▸ Challenge:
Read the records and gather each line that includes "title".
## begin Task input
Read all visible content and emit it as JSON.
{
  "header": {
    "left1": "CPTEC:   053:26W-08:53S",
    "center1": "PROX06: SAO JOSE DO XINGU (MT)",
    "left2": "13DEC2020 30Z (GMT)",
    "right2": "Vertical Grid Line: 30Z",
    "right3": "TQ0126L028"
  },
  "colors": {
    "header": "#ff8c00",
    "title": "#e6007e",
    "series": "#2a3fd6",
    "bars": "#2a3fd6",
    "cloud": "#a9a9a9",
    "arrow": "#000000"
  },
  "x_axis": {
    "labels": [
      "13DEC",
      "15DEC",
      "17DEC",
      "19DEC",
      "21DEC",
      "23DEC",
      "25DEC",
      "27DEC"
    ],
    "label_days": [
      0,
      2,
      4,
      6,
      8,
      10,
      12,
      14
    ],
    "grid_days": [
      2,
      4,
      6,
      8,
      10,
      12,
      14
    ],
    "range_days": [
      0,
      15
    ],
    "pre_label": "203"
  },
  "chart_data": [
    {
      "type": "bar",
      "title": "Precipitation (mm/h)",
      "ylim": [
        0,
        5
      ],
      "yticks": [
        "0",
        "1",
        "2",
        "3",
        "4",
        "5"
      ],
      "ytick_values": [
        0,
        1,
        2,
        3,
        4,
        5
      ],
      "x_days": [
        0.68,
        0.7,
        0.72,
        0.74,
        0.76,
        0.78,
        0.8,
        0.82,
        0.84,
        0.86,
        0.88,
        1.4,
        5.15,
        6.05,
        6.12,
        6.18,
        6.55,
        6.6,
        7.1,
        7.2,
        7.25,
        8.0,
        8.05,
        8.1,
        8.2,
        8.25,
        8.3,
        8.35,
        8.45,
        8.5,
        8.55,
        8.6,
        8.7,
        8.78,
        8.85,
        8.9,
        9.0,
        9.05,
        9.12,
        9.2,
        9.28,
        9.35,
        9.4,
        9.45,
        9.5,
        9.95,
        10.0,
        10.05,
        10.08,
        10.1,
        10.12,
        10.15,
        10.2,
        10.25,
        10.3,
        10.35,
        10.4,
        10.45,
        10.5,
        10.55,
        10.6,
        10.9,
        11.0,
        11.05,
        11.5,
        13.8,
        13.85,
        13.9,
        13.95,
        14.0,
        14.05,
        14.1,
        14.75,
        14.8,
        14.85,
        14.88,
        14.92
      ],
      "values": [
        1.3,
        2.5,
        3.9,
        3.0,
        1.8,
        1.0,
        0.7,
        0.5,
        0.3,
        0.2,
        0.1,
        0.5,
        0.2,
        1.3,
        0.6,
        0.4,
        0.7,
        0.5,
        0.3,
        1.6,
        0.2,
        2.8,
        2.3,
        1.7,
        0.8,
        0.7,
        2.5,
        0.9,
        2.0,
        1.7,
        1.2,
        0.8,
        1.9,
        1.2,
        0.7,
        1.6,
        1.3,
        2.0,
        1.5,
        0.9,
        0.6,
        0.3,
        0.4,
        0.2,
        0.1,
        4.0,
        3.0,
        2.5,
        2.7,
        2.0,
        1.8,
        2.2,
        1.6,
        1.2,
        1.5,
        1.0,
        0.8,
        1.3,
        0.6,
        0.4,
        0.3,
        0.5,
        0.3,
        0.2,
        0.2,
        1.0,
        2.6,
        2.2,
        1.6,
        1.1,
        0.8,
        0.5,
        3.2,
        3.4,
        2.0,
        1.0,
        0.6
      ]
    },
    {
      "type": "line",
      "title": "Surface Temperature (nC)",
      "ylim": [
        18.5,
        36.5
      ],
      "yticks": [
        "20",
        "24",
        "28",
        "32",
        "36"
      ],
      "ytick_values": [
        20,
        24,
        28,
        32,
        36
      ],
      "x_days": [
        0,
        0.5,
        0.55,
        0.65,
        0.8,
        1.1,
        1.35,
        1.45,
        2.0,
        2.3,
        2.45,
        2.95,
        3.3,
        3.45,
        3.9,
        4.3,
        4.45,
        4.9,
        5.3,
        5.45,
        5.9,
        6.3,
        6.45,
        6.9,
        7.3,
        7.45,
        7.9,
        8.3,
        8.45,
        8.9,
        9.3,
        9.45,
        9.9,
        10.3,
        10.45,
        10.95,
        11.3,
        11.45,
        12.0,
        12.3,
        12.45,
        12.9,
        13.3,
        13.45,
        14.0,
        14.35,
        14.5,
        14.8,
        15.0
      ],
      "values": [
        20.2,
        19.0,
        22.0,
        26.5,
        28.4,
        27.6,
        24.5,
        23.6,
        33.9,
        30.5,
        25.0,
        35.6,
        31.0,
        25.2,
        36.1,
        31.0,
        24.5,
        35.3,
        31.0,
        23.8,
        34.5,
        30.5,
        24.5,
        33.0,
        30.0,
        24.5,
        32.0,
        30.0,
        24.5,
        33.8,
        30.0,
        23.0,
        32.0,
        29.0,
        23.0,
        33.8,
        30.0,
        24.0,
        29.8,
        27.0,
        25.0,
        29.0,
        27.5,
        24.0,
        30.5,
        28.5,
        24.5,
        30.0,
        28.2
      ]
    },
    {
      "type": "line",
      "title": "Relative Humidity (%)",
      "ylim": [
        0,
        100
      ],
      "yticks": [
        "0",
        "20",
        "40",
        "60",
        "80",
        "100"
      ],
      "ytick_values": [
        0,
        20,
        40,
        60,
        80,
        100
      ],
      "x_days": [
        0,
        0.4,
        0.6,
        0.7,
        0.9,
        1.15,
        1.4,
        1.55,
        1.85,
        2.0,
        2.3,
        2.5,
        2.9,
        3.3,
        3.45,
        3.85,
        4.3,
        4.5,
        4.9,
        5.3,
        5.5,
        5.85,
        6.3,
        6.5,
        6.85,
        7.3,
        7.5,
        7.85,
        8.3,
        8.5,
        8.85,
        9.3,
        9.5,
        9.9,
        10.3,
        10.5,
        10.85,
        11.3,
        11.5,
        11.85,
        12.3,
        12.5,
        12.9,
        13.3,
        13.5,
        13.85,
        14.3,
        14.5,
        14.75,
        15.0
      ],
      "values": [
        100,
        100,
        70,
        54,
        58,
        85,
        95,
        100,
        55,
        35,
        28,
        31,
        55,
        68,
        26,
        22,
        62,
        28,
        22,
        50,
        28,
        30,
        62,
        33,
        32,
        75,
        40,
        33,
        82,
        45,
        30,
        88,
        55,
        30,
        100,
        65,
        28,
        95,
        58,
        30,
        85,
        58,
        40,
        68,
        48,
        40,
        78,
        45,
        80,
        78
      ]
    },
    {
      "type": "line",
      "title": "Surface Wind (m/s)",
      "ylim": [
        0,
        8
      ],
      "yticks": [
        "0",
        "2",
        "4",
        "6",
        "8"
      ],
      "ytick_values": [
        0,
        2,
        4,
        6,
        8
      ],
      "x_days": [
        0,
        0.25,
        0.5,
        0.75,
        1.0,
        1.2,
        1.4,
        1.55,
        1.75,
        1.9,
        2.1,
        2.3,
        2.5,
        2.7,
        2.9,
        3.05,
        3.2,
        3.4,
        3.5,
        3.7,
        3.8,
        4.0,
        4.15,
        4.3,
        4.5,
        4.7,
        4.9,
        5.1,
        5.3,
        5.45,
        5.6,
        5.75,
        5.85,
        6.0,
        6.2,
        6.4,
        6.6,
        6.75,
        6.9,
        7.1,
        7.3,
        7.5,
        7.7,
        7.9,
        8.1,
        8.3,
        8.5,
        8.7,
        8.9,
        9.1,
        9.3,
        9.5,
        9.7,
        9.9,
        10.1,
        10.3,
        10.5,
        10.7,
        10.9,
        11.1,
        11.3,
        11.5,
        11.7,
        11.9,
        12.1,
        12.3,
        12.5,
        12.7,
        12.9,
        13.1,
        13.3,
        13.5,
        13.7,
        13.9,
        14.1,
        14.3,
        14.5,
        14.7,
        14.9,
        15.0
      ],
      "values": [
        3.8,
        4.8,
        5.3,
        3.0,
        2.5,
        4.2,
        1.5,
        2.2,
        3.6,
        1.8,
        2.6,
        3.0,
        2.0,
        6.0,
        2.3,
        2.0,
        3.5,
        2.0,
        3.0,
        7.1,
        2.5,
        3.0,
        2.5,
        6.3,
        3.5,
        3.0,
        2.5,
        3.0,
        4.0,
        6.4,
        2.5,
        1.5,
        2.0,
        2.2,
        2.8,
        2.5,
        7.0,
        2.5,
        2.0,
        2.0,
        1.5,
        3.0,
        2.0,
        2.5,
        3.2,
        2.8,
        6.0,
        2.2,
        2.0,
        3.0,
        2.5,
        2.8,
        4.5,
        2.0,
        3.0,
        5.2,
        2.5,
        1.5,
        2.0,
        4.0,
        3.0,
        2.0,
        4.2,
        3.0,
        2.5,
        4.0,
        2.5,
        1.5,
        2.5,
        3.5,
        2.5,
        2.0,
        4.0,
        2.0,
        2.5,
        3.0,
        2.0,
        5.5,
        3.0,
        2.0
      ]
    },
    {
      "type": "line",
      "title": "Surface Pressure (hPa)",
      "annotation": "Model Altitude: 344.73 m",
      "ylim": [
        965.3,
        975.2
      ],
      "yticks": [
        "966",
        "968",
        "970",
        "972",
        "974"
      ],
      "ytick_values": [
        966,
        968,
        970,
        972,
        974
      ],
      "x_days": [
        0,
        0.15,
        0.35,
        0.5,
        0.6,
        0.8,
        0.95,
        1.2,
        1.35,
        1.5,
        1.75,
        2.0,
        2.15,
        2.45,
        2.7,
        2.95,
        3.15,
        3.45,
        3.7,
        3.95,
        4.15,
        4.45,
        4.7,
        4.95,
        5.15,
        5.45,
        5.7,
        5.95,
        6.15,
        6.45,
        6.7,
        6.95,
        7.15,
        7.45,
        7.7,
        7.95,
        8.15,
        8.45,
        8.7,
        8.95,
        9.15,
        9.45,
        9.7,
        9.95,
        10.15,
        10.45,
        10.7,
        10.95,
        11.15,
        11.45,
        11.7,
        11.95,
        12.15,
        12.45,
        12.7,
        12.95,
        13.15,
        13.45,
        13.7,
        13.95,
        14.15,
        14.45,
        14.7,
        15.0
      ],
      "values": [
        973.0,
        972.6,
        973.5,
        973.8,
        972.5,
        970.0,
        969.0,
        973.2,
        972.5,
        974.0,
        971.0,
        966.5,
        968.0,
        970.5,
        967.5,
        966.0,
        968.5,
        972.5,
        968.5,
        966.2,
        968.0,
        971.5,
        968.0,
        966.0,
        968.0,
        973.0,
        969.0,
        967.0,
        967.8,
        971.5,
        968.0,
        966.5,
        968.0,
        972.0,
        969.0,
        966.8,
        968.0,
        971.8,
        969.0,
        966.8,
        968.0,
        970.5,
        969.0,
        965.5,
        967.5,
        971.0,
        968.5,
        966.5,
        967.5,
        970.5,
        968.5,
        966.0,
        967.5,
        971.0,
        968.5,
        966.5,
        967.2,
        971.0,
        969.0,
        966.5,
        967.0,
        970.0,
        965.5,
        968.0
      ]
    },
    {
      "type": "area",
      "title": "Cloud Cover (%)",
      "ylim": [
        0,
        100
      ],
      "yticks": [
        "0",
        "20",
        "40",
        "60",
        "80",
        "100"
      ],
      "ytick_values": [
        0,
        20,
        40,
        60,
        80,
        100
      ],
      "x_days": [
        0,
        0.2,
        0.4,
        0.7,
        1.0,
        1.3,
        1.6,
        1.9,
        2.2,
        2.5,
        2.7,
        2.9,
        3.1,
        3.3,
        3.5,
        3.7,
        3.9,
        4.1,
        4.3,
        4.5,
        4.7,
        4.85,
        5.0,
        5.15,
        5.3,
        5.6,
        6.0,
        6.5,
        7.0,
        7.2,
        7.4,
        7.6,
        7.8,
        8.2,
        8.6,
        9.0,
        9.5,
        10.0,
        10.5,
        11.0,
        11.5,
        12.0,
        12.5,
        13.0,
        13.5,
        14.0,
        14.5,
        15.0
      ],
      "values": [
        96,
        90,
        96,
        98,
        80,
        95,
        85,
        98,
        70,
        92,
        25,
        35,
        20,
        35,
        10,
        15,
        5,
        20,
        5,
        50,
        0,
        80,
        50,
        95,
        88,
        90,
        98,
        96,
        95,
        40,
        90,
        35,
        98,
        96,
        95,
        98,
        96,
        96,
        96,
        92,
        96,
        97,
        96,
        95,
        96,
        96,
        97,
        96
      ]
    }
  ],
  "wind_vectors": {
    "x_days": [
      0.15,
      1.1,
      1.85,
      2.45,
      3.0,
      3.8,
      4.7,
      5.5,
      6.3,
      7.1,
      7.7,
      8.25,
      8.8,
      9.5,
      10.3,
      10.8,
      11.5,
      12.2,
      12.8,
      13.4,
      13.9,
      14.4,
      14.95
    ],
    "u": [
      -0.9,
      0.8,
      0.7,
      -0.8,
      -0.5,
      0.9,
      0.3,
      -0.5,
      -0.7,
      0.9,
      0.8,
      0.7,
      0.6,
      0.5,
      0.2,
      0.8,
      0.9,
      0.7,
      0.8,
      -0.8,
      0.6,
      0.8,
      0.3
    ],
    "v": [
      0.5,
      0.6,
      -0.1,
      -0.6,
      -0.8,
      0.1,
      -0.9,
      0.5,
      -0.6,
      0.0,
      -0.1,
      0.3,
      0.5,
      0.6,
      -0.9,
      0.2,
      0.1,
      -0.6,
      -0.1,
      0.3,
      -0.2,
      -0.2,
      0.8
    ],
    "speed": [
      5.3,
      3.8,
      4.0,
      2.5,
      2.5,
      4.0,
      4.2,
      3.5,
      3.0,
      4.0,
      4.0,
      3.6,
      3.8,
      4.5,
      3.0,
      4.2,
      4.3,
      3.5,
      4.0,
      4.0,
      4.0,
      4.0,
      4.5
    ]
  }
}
## end Task input
▸ Exercise answer:
    "title": "#e6007e",
      "title": "Precipitation (mm/h)",
      "title": "Surface Temperature (nC)",
      "title": "Relative Humidity (%)",
      "title": "Surface Wind (m/s)",
      "title": "Surface Pressure (hPa)",
      "title": "Cloud Cover (%)",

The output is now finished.